■ Direction
In the study results passage below, which SRL component did not show the expected effect on study satisfaction?
#### Text block
Random Effects for Autoregressive Predictors

In all four multilevel models described above, we included random effects only for the respective autoregressive predictor. For example, when IM was the dependent variable, we allowed individual slopes for IM on the previous day. A deviance test was conducted in order to compare the random effects model with the respective model with fixed slopes for all participants. As the deviance tests show, the random effect models were superior in all four cases, that is, for IM both in the lecture period, χ2(2) = 88.23, p < .001, and in the non-lecture period, χ2(2) = 114.14, p < .001, as well as for EM both in the lecture period, χ2(5) = 289.74, p < .001, and in the non-lecture period, χ2(5) = 144.32, p < .001). We therefore included random effects for the respective autoregressive predictor in each of the models.

Effects of SRL Components on Study Satisfaction

In order to test Hypothesis 1, we regressed our mediator variable (study satisfaction) on the proposed predictor variables (SRL components: planning, self-efficacy, time investment, effort, concentration, and procrastination) while controlling for trait variables from the initial survey. Table 2 depicts the corresponding results, separately for the lecture period and the non-lecture period.

While planning (H1a) did not show the expected effect, we found significant effects for all other SRL components on study satisfaction in both the lecture period and the non-lecture period. Therefore, we found evidence for our hypotheses concerning self-efficacy (H1b; b = .07, p < .001 and b = .07, p < .001, for the lecture and the non-lecture period, respectively), time investment (H1c; b = .12, p < .001 and b = .03, p = .02), effort (H1d; b = .24, p < .001 and b = .22, p < .001), concentration (H1e; b = .25, p < .001 and b = .27, p < .001), and procrastination (H1 f; b = −.28, p < .001 and b = −.33, p < .001).

Table 2 Fixed effects estimates (top) and random effects estimates (bottom) for multilevel models of the predictors of students’ daily study satisfaction

Effects of Study Satisfaction on Motivation

In order to test Hypothesis 2, we regressed our dependent variables (IM and EM) on the proposed mediator variable (study satisfaction) while controlling for trait variables from the initial survey, autoregressive effects, and the proposed predictor variables (SRL components: planning, self-efficacy, time investment, effort, concentration, and procrastination). Table 3 depicts the corresponding results, separately for IM and EM as well as for the lecture period and the non-lecture period.

We found evidence for Hypothesis 2 in such a way that higher study satisfaction on one day predicts higher IM (H2a; b = .10, p < .001 and b = .11, p < .001, for the lecture and the non-lecture period, respectively) and lower EM (H2b; b = −.12, p < .001 and b = −.10, p < .001) on the following day.

Table 3 Fixed effects estimates (top) and random effects estimates (bottom) for multilevel models of the predictors of students’ daily intrinsic and extrinsic motivation

Mediated Effects of SRL Components on Motivation Via Study Satisfaction

In order to test Hypothesis 3, we estimated the indirect effects of our proposed predictor variables (SRL components: planning, self-efficacy, time investment, effort, concentration, and procrastination) on the dependent variable IM, mediated by study satisfaction. Conceptually, this corresponds to the multiplication of Path a and Path b in Figure 1. Table 4 depicts the corresponding results, separately for the lecture period and the non-lecture period.
########
#### Data extract
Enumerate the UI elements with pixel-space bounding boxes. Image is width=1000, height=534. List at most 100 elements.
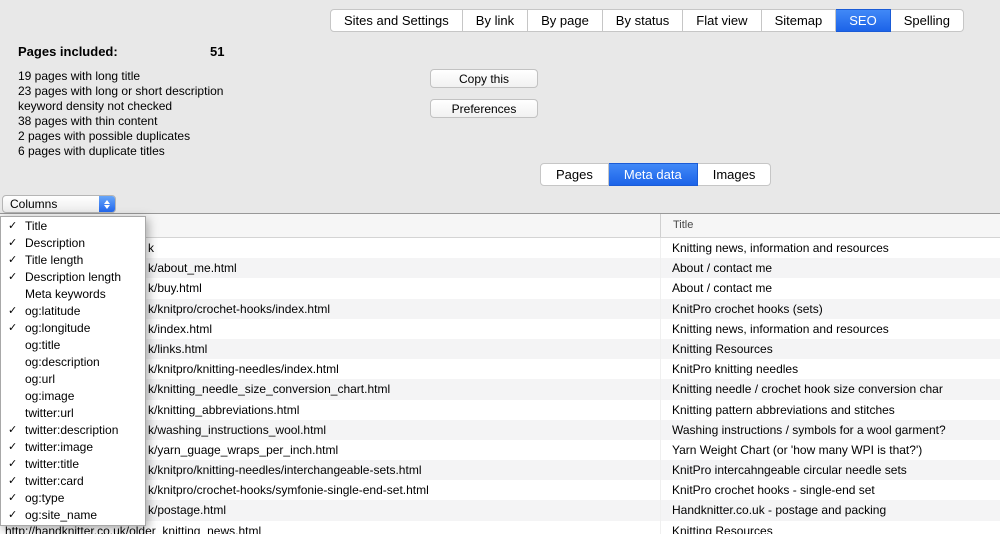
########
■ Answer to this problem
Planning (H1a).